Problem statement = In the copy, include every entry exactly but none of the images.

Data shown =
§ §

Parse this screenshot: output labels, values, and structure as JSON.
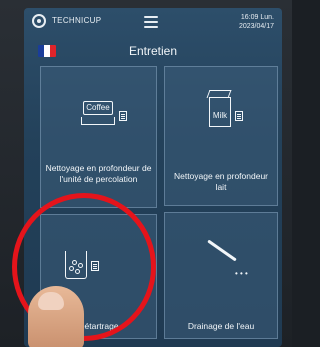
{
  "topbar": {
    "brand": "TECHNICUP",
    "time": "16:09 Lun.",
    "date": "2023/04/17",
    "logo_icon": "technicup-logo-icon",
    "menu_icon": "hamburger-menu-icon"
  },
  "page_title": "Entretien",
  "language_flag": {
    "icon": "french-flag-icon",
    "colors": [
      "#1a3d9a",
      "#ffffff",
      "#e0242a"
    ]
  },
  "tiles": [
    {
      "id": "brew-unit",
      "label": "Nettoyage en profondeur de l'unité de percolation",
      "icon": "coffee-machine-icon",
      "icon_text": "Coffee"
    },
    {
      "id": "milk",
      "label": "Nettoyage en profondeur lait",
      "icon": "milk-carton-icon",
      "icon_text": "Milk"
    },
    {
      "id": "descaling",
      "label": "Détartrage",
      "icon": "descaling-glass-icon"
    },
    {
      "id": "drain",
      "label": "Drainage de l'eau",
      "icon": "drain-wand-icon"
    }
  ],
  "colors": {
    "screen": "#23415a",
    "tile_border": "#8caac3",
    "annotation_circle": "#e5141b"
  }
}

§ §

In response =
Parse this screenshot: output labels, values, and structure as JSON.
{
  "topbar": {
    "brand": "TECHNICUP",
    "time": "16:09 Lun.",
    "date": "2023/04/17",
    "logo_icon": "technicup-logo-icon",
    "menu_icon": "hamburger-menu-icon"
  },
  "page_title": "Entretien",
  "language_flag": {
    "icon": "french-flag-icon",
    "colors": [
      "#1a3d9a",
      "#ffffff",
      "#e0242a"
    ]
  },
  "tiles": [
    {
      "id": "brew-unit",
      "label": "Nettoyage en profondeur de l'unité de percolation",
      "icon": "coffee-machine-icon",
      "icon_text": "Coffee"
    },
    {
      "id": "milk",
      "label": "Nettoyage en profondeur lait",
      "icon": "milk-carton-icon",
      "icon_text": "Milk"
    },
    {
      "id": "descaling",
      "label": "Détartrage",
      "icon": "descaling-glass-icon"
    },
    {
      "id": "drain",
      "label": "Drainage de l'eau",
      "icon": "drain-wand-icon"
    }
  ],
  "colors": {
    "screen": "#23415a",
    "tile_border": "#8caac3",
    "annotation_circle": "#e5141b"
  }
}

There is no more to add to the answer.